* Set exercise
Repeat all the material exactly; pictures stay out of your copy.

-- START OF Task data --

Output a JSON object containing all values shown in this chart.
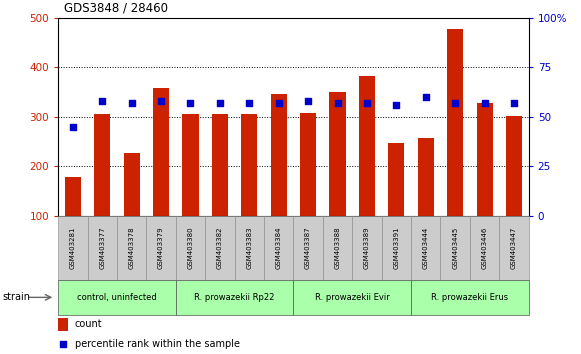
{
  "title": "GDS3848 / 28460",
  "samples": [
    "GSM403281",
    "GSM403377",
    "GSM403378",
    "GSM403379",
    "GSM403380",
    "GSM403382",
    "GSM403383",
    "GSM403384",
    "GSM403387",
    "GSM403388",
    "GSM403389",
    "GSM403391",
    "GSM403444",
    "GSM403445",
    "GSM403446",
    "GSM403447"
  ],
  "counts": [
    178,
    305,
    228,
    358,
    305,
    305,
    305,
    347,
    308,
    350,
    382,
    248,
    258,
    478,
    328,
    302
  ],
  "percentile_ranks": [
    45,
    58,
    57,
    58,
    57,
    57,
    57,
    57,
    58,
    57,
    57,
    56,
    60,
    57,
    57,
    57
  ],
  "group_bounds": [
    [
      0,
      3,
      "control, uninfected"
    ],
    [
      4,
      7,
      "R. prowazekii Rp22"
    ],
    [
      8,
      11,
      "R. prowazekii Evir"
    ],
    [
      12,
      15,
      "R. prowazekii Erus"
    ]
  ],
  "group_color": "#aaffaa",
  "bar_color": "#cc2200",
  "dot_color": "#0000cc",
  "ylim_left": [
    100,
    500
  ],
  "ylim_right": [
    0,
    100
  ],
  "yticks_left": [
    100,
    200,
    300,
    400,
    500
  ],
  "yticks_right": [
    0,
    25,
    50,
    75,
    100
  ],
  "ytick_labels_right": [
    "0",
    "25",
    "50",
    "75",
    "100%"
  ],
  "tick_label_bg": "#cccccc"
}
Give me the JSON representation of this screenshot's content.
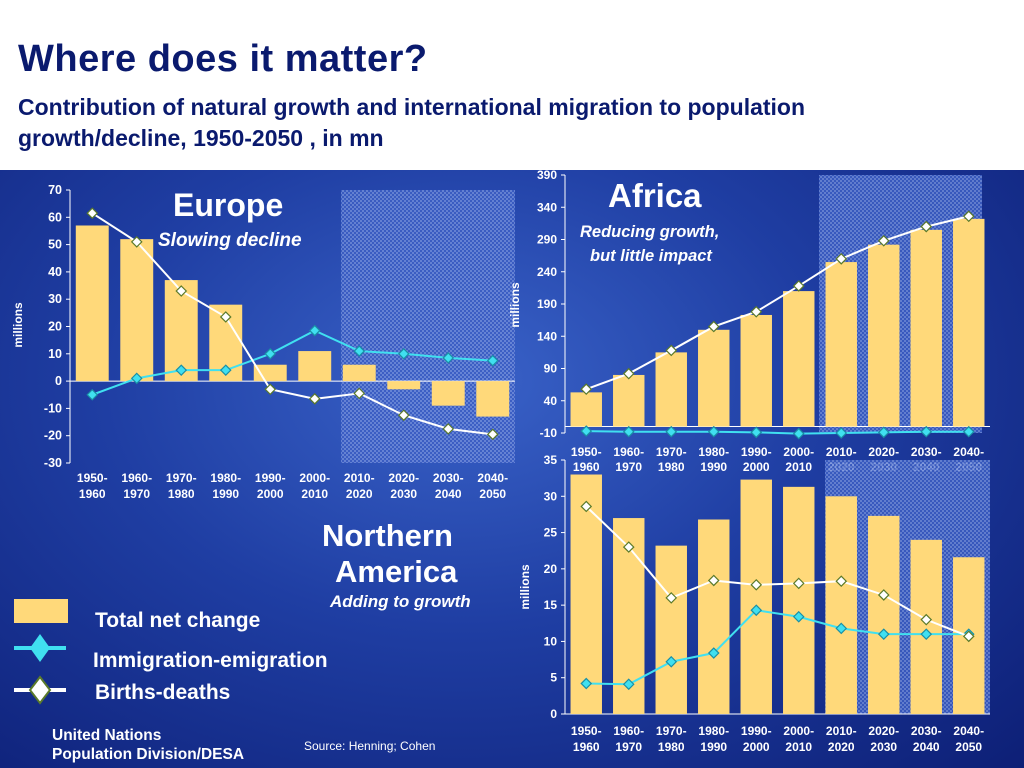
{
  "slide": {
    "title": "Where does it matter?",
    "subtitle": "Contribution of natural growth and international migration to population growth/decline, 1950-2050 , in mn",
    "source": "Source: Henning; Cohen",
    "credit_line1": "United Nations",
    "credit_line2": "Population Division/DESA"
  },
  "legend": {
    "items": [
      {
        "label": "Total net change",
        "color": "#ffd97a"
      },
      {
        "label": "Immigration-emigration",
        "color": "#40e0f0"
      },
      {
        "label": "Births-deaths",
        "color": "#ffffff"
      }
    ]
  },
  "colors": {
    "bar": "#ffd97a",
    "migration": "#40e0f0",
    "births_deaths": "#ffffff",
    "text": "#ffffff"
  },
  "chart_data": [
    {
      "type": "bar",
      "region": "Europe",
      "annotation": "Slowing decline",
      "ylabel": "millions",
      "ylim": [
        -30,
        70
      ],
      "yticks": [
        -30,
        -20,
        -10,
        0,
        10,
        20,
        30,
        40,
        50,
        60,
        70
      ],
      "categories": [
        "1950-1960",
        "1960-1970",
        "1970-1980",
        "1980-1990",
        "1990-2000",
        "2000-2010",
        "2010-2020",
        "2020-2030",
        "2030-2040",
        "2040-2050"
      ],
      "projected_from_index": 6,
      "series": [
        {
          "name": "Total net change",
          "type": "bar",
          "values": [
            57,
            52,
            37,
            28,
            6,
            11,
            6,
            -3,
            -9,
            -13
          ]
        },
        {
          "name": "Immigration-emigration",
          "type": "line",
          "values": [
            -5,
            1,
            4,
            4,
            10,
            18.5,
            11,
            10,
            8.5,
            7.5
          ]
        },
        {
          "name": "Births-deaths",
          "type": "line",
          "values": [
            61.5,
            51,
            33,
            23.5,
            -3,
            -6.5,
            -4.5,
            -12.5,
            -17.5,
            -19.5
          ]
        }
      ]
    },
    {
      "type": "bar",
      "region": "Africa",
      "annotation": "Reducing growth, but little impact",
      "ylabel": "millions",
      "ylim": [
        -10,
        390
      ],
      "yticks": [
        -10,
        40,
        90,
        140,
        190,
        240,
        290,
        340,
        390
      ],
      "categories": [
        "1950-1960",
        "1960-1970",
        "1970-1980",
        "1980-1990",
        "1990-2000",
        "2000-2010",
        "2010-2020",
        "2020-2030",
        "2030-2040",
        "2040-2050"
      ],
      "projected_from_index": 6,
      "series": [
        {
          "name": "Total net change",
          "type": "bar",
          "values": [
            53,
            80,
            115,
            150,
            173,
            210,
            255,
            282,
            305,
            322
          ]
        },
        {
          "name": "Immigration-emigration",
          "type": "line",
          "values": [
            -7,
            -8,
            -8,
            -8,
            -9,
            -11,
            -10,
            -9,
            -8,
            -8
          ]
        },
        {
          "name": "Births-deaths",
          "type": "line",
          "values": [
            58,
            82,
            118,
            155,
            178,
            218,
            260,
            288,
            310,
            326
          ]
        }
      ]
    },
    {
      "type": "bar",
      "region": "Northern America",
      "annotation": "Adding to growth",
      "ylabel": "millions",
      "ylim": [
        0,
        35
      ],
      "yticks": [
        0,
        5,
        10,
        15,
        20,
        25,
        30,
        35
      ],
      "categories": [
        "1950-1960",
        "1960-1970",
        "1970-1980",
        "1980-1990",
        "1990-2000",
        "2000-2010",
        "2010-2020",
        "2020-2030",
        "2030-2040",
        "2040-2050"
      ],
      "projected_from_index": 6,
      "series": [
        {
          "name": "Total net change",
          "type": "bar",
          "values": [
            33,
            27,
            23.2,
            26.8,
            32.3,
            31.3,
            30,
            27.3,
            24,
            21.6
          ]
        },
        {
          "name": "Immigration-emigration",
          "type": "line",
          "values": [
            4.2,
            4.1,
            7.2,
            8.4,
            14.3,
            13.4,
            11.8,
            11,
            11,
            11
          ]
        },
        {
          "name": "Births-deaths",
          "type": "line",
          "values": [
            28.6,
            23,
            16,
            18.4,
            17.8,
            18,
            18.3,
            16.4,
            13,
            10.7
          ]
        }
      ]
    }
  ]
}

-- END OF Task data --

* Task response
Output a JSON object containing all values shown in this chart.
{
  "title": "GDS3848 / 28460",
  "samples": [
    "GSM403281",
    "GSM403377",
    "GSM403378",
    "GSM403379",
    "GSM403380",
    "GSM403382",
    "GSM403383",
    "GSM403384",
    "GSM403387",
    "GSM403388",
    "GSM403389",
    "GSM403391",
    "GSM403444",
    "GSM403445",
    "GSM403446",
    "GSM403447"
  ],
  "counts": [
    178,
    305,
    228,
    358,
    305,
    305,
    305,
    347,
    308,
    350,
    382,
    248,
    258,
    478,
    328,
    302
  ],
  "percentile_ranks": [
    45,
    58,
    57,
    58,
    57,
    57,
    57,
    57,
    58,
    57,
    57,
    56,
    60,
    57,
    57,
    57
  ],
  "group_bounds": [
    [
      0,
      3,
      "control, uninfected"
    ],
    [
      4,
      7,
      "R. prowazekii Rp22"
    ],
    [
      8,
      11,
      "R. prowazekii Evir"
    ],
    [
      12,
      15,
      "R. prowazekii Erus"
    ]
  ],
  "group_color": "#aaffaa",
  "bar_color": "#cc2200",
  "dot_color": "#0000cc",
  "ylim_left": [
    100,
    500
  ],
  "ylim_right": [
    0,
    100
  ],
  "yticks_left": [
    100,
    200,
    300,
    400,
    500
  ],
  "yticks_right": [
    0,
    25,
    50,
    75,
    100
  ],
  "ytick_labels_right": [
    "0",
    "25",
    "50",
    "75",
    "100%"
  ],
  "tick_label_bg": "#cccccc"
}
Give me the JSON representation of this screenshot's content.
{
  "slide": {
    "title": "Where does it matter?",
    "subtitle": "Contribution of natural growth and international migration to population growth/decline, 1950-2050 , in mn",
    "source": "Source: Henning; Cohen",
    "credit_line1": "United Nations",
    "credit_line2": "Population Division/DESA"
  },
  "legend": {
    "items": [
      {
        "label": "Total net change",
        "color": "#ffd97a"
      },
      {
        "label": "Immigration-emigration",
        "color": "#40e0f0"
      },
      {
        "label": "Births-deaths",
        "color": "#ffffff"
      }
    ]
  },
  "colors": {
    "bar": "#ffd97a",
    "migration": "#40e0f0",
    "births_deaths": "#ffffff",
    "text": "#ffffff"
  },
  "chart_data": [
    {
      "type": "bar",
      "region": "Europe",
      "annotation": "Slowing decline",
      "ylabel": "millions",
      "ylim": [
        -30,
        70
      ],
      "yticks": [
        -30,
        -20,
        -10,
        0,
        10,
        20,
        30,
        40,
        50,
        60,
        70
      ],
      "categories": [
        "1950-1960",
        "1960-1970",
        "1970-1980",
        "1980-1990",
        "1990-2000",
        "2000-2010",
        "2010-2020",
        "2020-2030",
        "2030-2040",
        "2040-2050"
      ],
      "projected_from_index": 6,
      "series": [
        {
          "name": "Total net change",
          "type": "bar",
          "values": [
            57,
            52,
            37,
            28,
            6,
            11,
            6,
            -3,
            -9,
            -13
          ]
        },
        {
          "name": "Immigration-emigration",
          "type": "line",
          "values": [
            -5,
            1,
            4,
            4,
            10,
            18.5,
            11,
            10,
            8.5,
            7.5
          ]
        },
        {
          "name": "Births-deaths",
          "type": "line",
          "values": [
            61.5,
            51,
            33,
            23.5,
            -3,
            -6.5,
            -4.5,
            -12.5,
            -17.5,
            -19.5
          ]
        }
      ]
    },
    {
      "type": "bar",
      "region": "Africa",
      "annotation": "Reducing growth, but little impact",
      "ylabel": "millions",
      "ylim": [
        -10,
        390
      ],
      "yticks": [
        -10,
        40,
        90,
        140,
        190,
        240,
        290,
        340,
        390
      ],
      "categories": [
        "1950-1960",
        "1960-1970",
        "1970-1980",
        "1980-1990",
        "1990-2000",
        "2000-2010",
        "2010-2020",
        "2020-2030",
        "2030-2040",
        "2040-2050"
      ],
      "projected_from_index": 6,
      "series": [
        {
          "name": "Total net change",
          "type": "bar",
          "values": [
            53,
            80,
            115,
            150,
            173,
            210,
            255,
            282,
            305,
            322
          ]
        },
        {
          "name": "Immigration-emigration",
          "type": "line",
          "values": [
            -7,
            -8,
            -8,
            -8,
            -9,
            -11,
            -10,
            -9,
            -8,
            -8
          ]
        },
        {
          "name": "Births-deaths",
          "type": "line",
          "values": [
            58,
            82,
            118,
            155,
            178,
            218,
            260,
            288,
            310,
            326
          ]
        }
      ]
    },
    {
      "type": "bar",
      "region": "Northern America",
      "annotation": "Adding to growth",
      "ylabel": "millions",
      "ylim": [
        0,
        35
      ],
      "yticks": [
        0,
        5,
        10,
        15,
        20,
        25,
        30,
        35
      ],
      "categories": [
        "1950-1960",
        "1960-1970",
        "1970-1980",
        "1980-1990",
        "1990-2000",
        "2000-2010",
        "2010-2020",
        "2020-2030",
        "2030-2040",
        "2040-2050"
      ],
      "projected_from_index": 6,
      "series": [
        {
          "name": "Total net change",
          "type": "bar",
          "values": [
            33,
            27,
            23.2,
            26.8,
            32.3,
            31.3,
            30,
            27.3,
            24,
            21.6
          ]
        },
        {
          "name": "Immigration-emigration",
          "type": "line",
          "values": [
            4.2,
            4.1,
            7.2,
            8.4,
            14.3,
            13.4,
            11.8,
            11,
            11,
            11
          ]
        },
        {
          "name": "Births-deaths",
          "type": "line",
          "values": [
            28.6,
            23,
            16,
            18.4,
            17.8,
            18,
            18.3,
            16.4,
            13,
            10.7
          ]
        }
      ]
    }
  ]
}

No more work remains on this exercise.